> Dataset rows:
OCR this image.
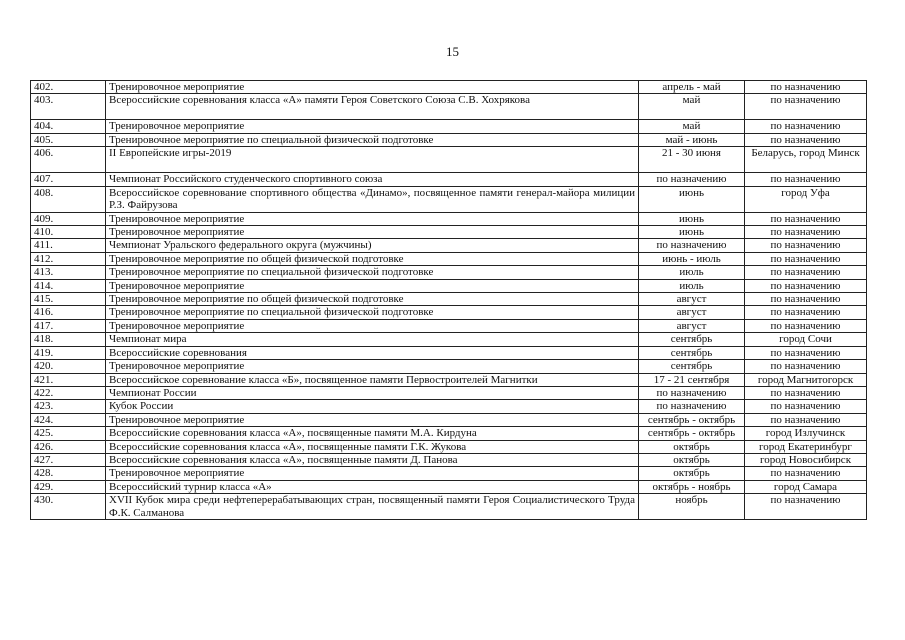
15
402.	Тренировочное мероприятие	апрель - май	по назначению
403.	Всероссийские соревнования класса «А» памяти Героя Советского Союза С.В. Хохрякова	май	по назначению
404.	Тренировочное мероприятие	май	по назначению
405.	Тренировочное мероприятие по специальной физической подготовке	май - июнь	по назначению
406.	II Европейские игры-2019	21 - 30 июня	Беларусь, город Минск
407.	Чемпионат Российского студенческого спортивного союза	по назначению	по назначению
408.	Всероссийское соревнование спортивного общества «Динамо», посвященное памяти генерал-майора милиции Р.З. Файрузова	июнь	город Уфа
409.	Тренировочное мероприятие	июнь	по назначению
410.	Тренировочное мероприятие	июнь	по назначению
411.	Чемпионат Уральского федерального округа (мужчины)	по назначению	по назначению
412.	Тренировочное мероприятие по общей физической подготовке	июнь - июль	по назначению
413.	Тренировочное мероприятие по специальной физической подготовке	июль	по назначению
414.	Тренировочное мероприятие	июль	по назначению
415.	Тренировочное мероприятие по общей физической подготовке	август	по назначению
416.	Тренировочное мероприятие по специальной физической подготовке	август	по назначению
417.	Тренировочное мероприятие	август	по назначению
418.	Чемпионат мира	сентябрь	город Сочи
419.	Всероссийские соревнования	сентябрь	по назначению
420.	Тренировочное мероприятие	сентябрь	по назначению
421.	Всероссийское соревнование класса «Б», посвященное памяти Первостроителей Магнитки	17 - 21 сентября	город Магнитогорск
422.	Чемпионат России	по назначению	по назначению
423.	Кубок России	по назначению	по назначению
424.	Тренировочное мероприятие	сентябрь - октябрь	по назначению
425.	Всероссийские соревнования класса «А», посвященные памяти М.А. Кирдуна	сентябрь - октябрь	город Излучинск
426.	Всероссийские соревнования класса «А», посвященные памяти Г.К. Жукова	октябрь	город Екатеринбург
427.	Всероссийские соревнования класса «А», посвященные памяти Д. Панова	октябрь	город Новосибирск
428.	Тренировочное мероприятие	октябрь	по назначению
429.	Всероссийский турнир класса «А»	октябрь - ноябрь	город Самара
430.	XVII Кубок мира среди нефтеперерабатывающих стран, посвященный памяти Героя Социалистического Труда Ф.К. Салманова	ноябрь	по назначению
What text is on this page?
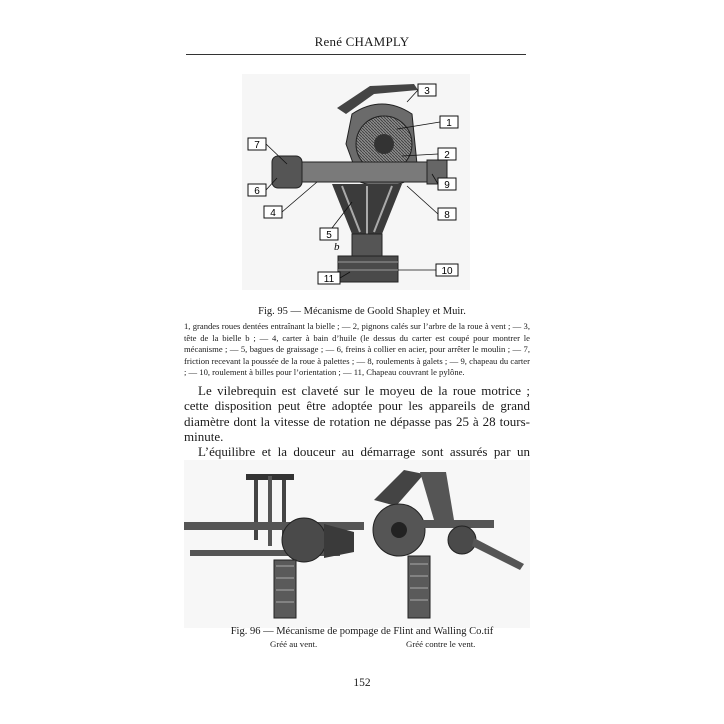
René CHAMPLY
3
1
2
9
8
7
6
4
5
b
11
10
Fig. 95 — Mécanisme de Goold Shapley et Muir.
1, grandes roues dentées entraînant la bielle ; — 2, pignons calés sur l’arbre de la roue à vent ; — 3, tête de la bielle b ; — 4, carter à bain d’huile (le dessus du carter est coupé pour montrer le mécanisme ; — 5, bagues de graissage ; — 6, freins à collier en acier, pour arrêter le moulin ; — 7, friction recevant la poussée de la roue à palettes ; — 8, roulements à galets ; — 9, chapeau du carter ; — 10, roulement à billes pour l’orientation ; — 11, Chapeau couvrant le pylône.

Le vilebrequin est claveté sur le moyeu de la roue motrice ; cette disposition peut être adoptée pour les appareils de grand diamètre dont la vitesse de rotation ne dépasse pas 25 à 28 tours-minute.

L’équilibre et la douceur au démarrage sont assurés par un

Fig. 96 — Mécanisme de pompage de Flint and Walling Co.tif
Gréé au vent.	Gréé contre le vent.
152
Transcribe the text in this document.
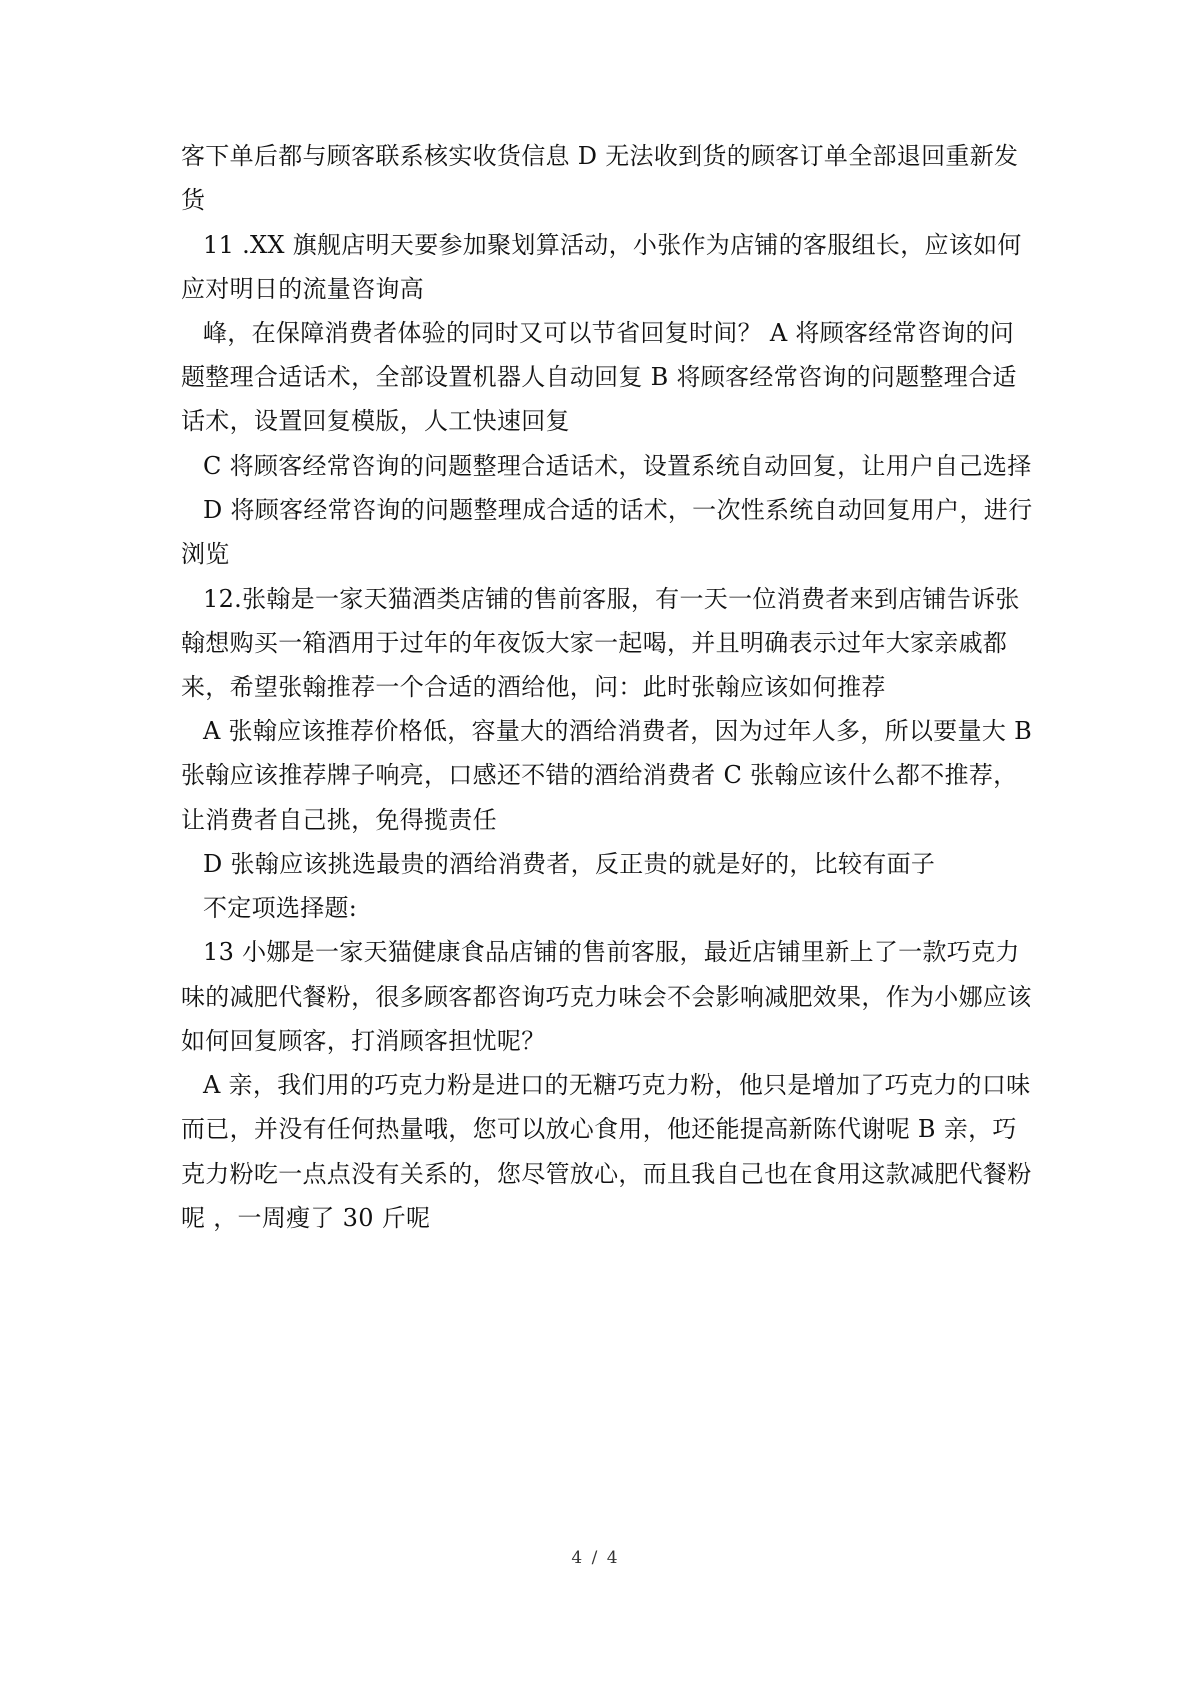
客下单后都与顾客联系核实收货信息 D 无法收到货的顾客订单全部退回重新发
货
11 .XX 旗舰店明天要参加聚划算活动，小张作为店铺的客服组长，应该如何
应对明日的流量咨询高
峰，在保障消费者体验的同时又可以节省回复时间？ A 将顾客经常咨询的问
题整理合适话术，全部设置机器人自动回复 B 将顾客经常咨询的问题整理合适
话术，设置回复模版，人工快速回复
C 将顾客经常咨询的问题整理合适话术，设置系统自动回复，让用户自己选择
D 将顾客经常咨询的问题整理成合适的话术，一次性系统自动回复用户，进行
浏览
12.张翰是一家天猫酒类店铺的售前客服，有一天一位消费者来到店铺告诉张
翰想购买一箱酒用于过年的年夜饭大家一起喝，并且明确表示过年大家亲戚都
来，希望张翰推荐一个合适的酒给他，问：此时张翰应该如何推荐
A 张翰应该推荐价格低，容量大的酒给消费者，因为过年人多，所以要量大 B
张翰应该推荐牌子响亮，口感还不错的酒给消费者 C 张翰应该什么都不推荐，
让消费者自己挑，免得揽责任
D 张翰应该挑选最贵的酒给消费者，反正贵的就是好的，比较有面子
不定项选择题:
13 小娜是一家天猫健康食品店铺的售前客服，最近店铺里新上了一款巧克力
味的减肥代餐粉，很多顾客都咨询巧克力味会不会影响减肥效果，作为小娜应该
如何回复顾客，打消顾客担忧呢？
A 亲，我们用的巧克力粉是进口的无糖巧克力粉，他只是增加了巧克力的口味
而已，并没有任何热量哦，您可以放心食用，他还能提高新陈代谢呢 B 亲，巧
克力粉吃一点点没有关系的，您尽管放心，而且我自己也在食用这款减肥代餐粉
呢 ，一周瘦了 30 斤呢
4 / 4
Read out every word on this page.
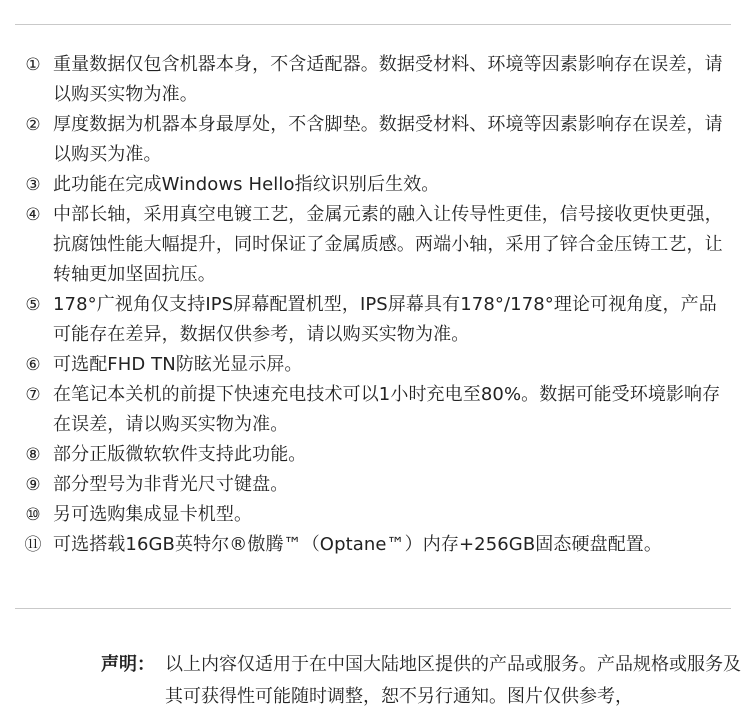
① 重量数据仅包含机器本身，不含适配器。数据受材料、环境等因素影响存在误差，请以购买实物为准。
② 厚度数据为机器本身最厚处，不含脚垫。数据受材料、环境等因素影响存在误差，请以购买为准。
③ 此功能在完成Windows Hello指纹识别后生效。
④ 中部长轴，采用真空电镀工艺，金属元素的融入让传导性更佳，信号接收更快更强，抗腐蚀性能大幅提升，同时保证了金属质感。两端小轴，采用了锌合金压铸工艺，让转轴更加坚固抗压。
⑤ 178°广视角仅支持IPS屏幕配置机型，IPS屏幕具有178°/178°理论可视角度，产品可能存在差异，数据仅供参考，请以购买实物为准。
⑥ 可选配FHD TN防眩光显示屏。
⑦ 在笔记本关机的前提下快速充电技术可以1小时充电至80%。数据可能受环境影响存在误差，请以购买实物为准。
⑧ 部分正版微软软件支持此功能。
⑨ 部分型号为非背光尺寸键盘。
⑩ 另可选购集成显卡机型。
⑪ 可选搭载16GB英特尔®傲腾™（Optane™）内存+256GB固态硬盘配置。
声明： 以上内容仅适用于在中国大陆地区提供的产品或服务。产品规格或服务及其可获得性可能随时调整，恕不另行通知。图片仅供参考，
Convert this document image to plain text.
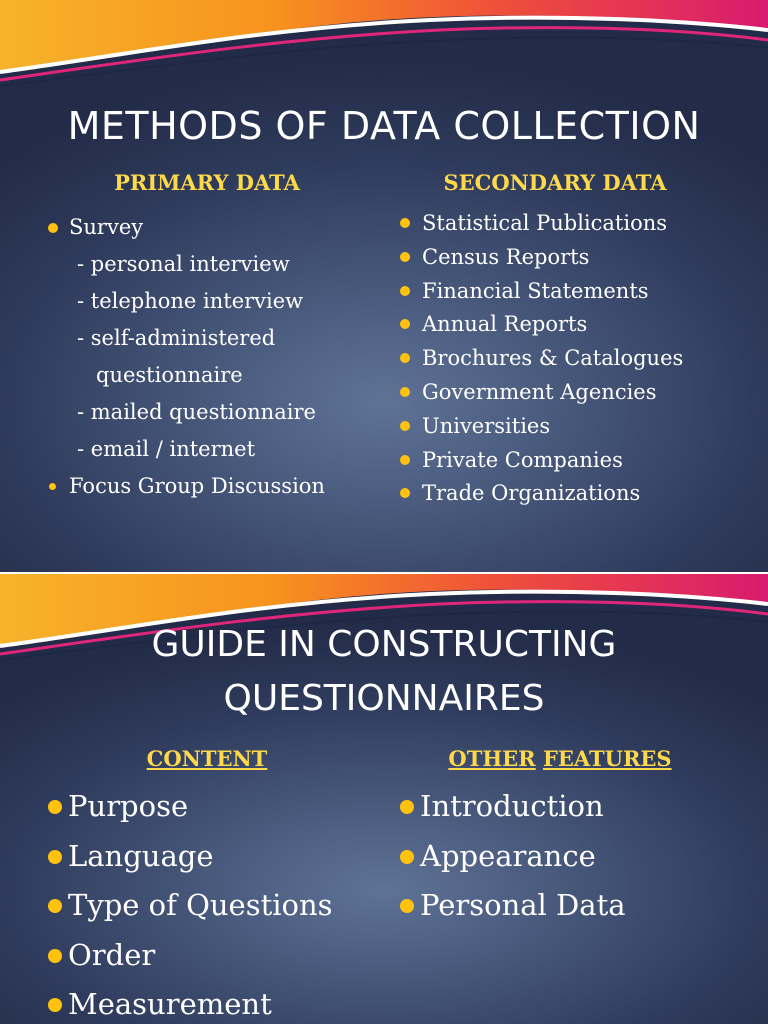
METHODS OF DATA COLLECTION
PRIMARY DATA	SECONDARY DATA
Survey
- personal interview
- telephone interview
- self-administered
questionnaire
- mailed questionnaire
- email / internet
Focus Group Discussion
Statistical Publications
Census Reports
Financial Statements
Annual Reports
Brochures & Catalogues
Government Agencies
Universities
Private Companies
Trade Organizations
GUIDE IN CONSTRUCTING
QUESTIONNAIRES
CONTENT	OTHER FEATURES
Purpose
Language
Type of Questions
Order
Measurement
Introduction
Appearance
Personal Data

> Prompt: Reproduce every line of the listing above in which the string "России" appears.

> Solution below:
422.	Чемпионат России	по назначению	по назначению
423.	Кубок России	по назначению	по назначению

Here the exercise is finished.